▶ **EXERCISE MATERIALS**
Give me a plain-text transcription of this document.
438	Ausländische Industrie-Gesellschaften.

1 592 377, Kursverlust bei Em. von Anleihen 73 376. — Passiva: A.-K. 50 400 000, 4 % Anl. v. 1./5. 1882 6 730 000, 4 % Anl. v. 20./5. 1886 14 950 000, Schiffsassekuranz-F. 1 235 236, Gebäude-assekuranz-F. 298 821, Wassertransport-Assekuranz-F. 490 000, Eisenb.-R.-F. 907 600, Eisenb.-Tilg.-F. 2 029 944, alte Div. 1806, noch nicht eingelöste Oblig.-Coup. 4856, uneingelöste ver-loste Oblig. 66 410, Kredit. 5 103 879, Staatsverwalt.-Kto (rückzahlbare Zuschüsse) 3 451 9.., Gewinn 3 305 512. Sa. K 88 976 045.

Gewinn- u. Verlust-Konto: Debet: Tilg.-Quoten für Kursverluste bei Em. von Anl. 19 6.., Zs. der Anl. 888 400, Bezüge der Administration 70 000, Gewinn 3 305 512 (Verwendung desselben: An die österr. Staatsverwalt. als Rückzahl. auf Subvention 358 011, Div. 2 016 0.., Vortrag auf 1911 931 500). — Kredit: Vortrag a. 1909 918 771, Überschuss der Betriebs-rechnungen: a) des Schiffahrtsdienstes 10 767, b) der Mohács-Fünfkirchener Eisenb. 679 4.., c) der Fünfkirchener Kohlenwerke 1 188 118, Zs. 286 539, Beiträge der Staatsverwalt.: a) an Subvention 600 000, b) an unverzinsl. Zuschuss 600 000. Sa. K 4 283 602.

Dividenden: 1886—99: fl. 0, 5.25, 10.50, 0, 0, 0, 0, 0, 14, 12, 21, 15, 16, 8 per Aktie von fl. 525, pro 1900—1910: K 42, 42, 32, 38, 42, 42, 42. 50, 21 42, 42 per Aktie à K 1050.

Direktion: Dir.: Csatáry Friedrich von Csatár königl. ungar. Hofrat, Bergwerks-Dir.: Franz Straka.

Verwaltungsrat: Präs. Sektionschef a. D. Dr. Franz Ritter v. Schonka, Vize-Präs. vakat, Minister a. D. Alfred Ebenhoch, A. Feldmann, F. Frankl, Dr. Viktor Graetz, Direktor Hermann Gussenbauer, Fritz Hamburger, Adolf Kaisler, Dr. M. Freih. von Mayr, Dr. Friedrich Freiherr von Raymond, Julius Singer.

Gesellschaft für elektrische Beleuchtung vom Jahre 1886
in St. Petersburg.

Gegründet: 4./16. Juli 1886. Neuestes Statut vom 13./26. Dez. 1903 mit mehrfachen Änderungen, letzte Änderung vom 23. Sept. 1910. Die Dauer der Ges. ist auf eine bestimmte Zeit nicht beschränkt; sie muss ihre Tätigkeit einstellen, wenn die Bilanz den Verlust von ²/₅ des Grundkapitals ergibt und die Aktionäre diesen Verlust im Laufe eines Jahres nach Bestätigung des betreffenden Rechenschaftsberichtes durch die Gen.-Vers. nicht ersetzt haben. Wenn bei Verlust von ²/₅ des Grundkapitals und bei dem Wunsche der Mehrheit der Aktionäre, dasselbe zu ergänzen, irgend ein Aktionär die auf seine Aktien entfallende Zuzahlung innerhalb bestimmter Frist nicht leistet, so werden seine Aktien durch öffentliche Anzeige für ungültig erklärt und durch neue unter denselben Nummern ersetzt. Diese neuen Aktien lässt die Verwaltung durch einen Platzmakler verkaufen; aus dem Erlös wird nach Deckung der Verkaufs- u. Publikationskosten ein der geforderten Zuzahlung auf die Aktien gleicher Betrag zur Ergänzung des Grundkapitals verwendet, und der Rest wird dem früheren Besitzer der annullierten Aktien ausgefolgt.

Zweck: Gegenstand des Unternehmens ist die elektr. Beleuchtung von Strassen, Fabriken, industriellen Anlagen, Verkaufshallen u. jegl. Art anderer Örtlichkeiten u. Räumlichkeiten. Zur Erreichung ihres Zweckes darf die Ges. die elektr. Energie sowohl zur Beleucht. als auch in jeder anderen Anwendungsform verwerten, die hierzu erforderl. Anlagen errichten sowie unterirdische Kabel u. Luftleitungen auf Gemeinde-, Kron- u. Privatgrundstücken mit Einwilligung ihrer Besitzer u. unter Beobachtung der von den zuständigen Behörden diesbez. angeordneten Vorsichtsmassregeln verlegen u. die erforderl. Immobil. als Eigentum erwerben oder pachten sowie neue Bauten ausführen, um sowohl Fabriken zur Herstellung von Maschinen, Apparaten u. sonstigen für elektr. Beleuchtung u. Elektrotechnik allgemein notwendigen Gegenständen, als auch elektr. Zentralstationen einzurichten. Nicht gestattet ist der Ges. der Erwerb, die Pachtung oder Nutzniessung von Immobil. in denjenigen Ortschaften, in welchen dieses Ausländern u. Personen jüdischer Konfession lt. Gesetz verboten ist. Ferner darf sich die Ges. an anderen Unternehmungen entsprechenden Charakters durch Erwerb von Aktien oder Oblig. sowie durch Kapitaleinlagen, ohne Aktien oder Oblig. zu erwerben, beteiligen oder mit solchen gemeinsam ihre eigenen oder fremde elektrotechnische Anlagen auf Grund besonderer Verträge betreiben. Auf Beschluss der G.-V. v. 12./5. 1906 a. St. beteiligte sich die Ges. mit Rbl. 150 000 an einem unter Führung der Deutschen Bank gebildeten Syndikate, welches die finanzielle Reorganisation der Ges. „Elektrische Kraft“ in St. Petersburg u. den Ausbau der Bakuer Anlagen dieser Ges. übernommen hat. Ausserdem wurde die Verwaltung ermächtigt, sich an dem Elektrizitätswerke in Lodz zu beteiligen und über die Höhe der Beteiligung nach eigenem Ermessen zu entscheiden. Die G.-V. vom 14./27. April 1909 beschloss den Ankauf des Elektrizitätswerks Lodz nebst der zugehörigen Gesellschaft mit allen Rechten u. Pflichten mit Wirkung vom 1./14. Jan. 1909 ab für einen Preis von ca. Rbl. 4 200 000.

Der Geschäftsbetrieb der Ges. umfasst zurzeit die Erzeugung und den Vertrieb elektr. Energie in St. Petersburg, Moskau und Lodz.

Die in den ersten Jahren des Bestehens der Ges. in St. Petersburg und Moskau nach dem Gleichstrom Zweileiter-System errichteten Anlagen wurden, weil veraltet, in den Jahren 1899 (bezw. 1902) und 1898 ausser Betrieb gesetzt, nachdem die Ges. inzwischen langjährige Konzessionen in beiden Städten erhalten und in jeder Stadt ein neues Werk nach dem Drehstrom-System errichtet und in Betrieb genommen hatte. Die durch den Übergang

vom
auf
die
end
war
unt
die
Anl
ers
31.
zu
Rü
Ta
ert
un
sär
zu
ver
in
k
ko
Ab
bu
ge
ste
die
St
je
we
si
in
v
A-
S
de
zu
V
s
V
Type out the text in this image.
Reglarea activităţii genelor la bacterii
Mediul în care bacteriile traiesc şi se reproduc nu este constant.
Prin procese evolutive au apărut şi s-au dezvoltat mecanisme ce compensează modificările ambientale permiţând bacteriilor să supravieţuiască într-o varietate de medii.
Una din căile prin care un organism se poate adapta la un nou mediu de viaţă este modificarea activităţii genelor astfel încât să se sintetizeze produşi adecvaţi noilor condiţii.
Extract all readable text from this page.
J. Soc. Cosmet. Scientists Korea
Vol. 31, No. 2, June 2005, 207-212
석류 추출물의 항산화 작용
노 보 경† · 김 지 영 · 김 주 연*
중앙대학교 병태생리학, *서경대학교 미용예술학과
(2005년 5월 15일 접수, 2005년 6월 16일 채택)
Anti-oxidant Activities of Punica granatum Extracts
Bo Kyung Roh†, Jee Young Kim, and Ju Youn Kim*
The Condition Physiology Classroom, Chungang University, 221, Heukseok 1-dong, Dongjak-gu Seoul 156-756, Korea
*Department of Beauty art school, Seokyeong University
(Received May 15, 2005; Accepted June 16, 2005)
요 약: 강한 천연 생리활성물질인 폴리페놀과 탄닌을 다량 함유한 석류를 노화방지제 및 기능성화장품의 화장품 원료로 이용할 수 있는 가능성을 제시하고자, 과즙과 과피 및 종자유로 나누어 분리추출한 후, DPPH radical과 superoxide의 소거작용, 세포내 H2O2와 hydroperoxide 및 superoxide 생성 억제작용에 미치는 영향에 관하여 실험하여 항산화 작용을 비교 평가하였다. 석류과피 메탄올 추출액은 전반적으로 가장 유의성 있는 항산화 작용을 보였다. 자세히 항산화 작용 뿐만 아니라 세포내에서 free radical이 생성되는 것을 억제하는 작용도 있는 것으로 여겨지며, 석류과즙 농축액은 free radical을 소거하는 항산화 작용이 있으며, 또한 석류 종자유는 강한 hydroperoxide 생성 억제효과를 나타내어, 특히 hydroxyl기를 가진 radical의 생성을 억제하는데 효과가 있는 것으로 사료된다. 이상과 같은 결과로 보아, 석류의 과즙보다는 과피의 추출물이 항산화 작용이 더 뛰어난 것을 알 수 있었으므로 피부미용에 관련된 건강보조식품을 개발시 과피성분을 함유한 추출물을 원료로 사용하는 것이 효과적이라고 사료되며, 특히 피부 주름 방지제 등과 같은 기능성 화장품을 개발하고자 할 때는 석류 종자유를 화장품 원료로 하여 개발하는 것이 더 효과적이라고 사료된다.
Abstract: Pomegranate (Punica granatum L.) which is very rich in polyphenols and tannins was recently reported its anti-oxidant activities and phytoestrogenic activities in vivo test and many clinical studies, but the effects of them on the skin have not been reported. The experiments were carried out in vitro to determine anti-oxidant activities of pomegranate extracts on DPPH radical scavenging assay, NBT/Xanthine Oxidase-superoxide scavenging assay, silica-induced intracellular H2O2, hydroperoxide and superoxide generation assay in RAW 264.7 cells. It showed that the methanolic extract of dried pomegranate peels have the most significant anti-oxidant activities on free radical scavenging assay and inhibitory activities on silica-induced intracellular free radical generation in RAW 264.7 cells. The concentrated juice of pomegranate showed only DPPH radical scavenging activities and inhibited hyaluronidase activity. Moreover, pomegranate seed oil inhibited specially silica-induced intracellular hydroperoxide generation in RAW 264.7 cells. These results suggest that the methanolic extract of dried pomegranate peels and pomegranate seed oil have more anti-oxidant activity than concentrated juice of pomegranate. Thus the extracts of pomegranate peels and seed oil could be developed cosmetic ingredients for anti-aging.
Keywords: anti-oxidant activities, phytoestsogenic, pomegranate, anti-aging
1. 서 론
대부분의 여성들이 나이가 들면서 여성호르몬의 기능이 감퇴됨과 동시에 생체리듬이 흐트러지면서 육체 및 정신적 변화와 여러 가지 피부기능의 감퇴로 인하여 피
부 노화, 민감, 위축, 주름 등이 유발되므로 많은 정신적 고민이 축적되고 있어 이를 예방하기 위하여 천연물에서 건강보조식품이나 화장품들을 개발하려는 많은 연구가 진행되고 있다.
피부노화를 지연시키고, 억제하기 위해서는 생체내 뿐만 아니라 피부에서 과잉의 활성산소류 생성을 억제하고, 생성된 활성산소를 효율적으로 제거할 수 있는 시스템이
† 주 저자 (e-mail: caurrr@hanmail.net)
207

▶ **WHAT THIS TASK INVOLVES**
Could you copy each line from the listing that has the word "University" in it?

▶ **OUTPUT OF THE EXERCISE**
The Condition Physiology Classroom, Chungang University, 221, Heukseok 1-dong, Dongjak-gu Seoul 156-756, Korea
*Department of Beauty art school, Seokyeong University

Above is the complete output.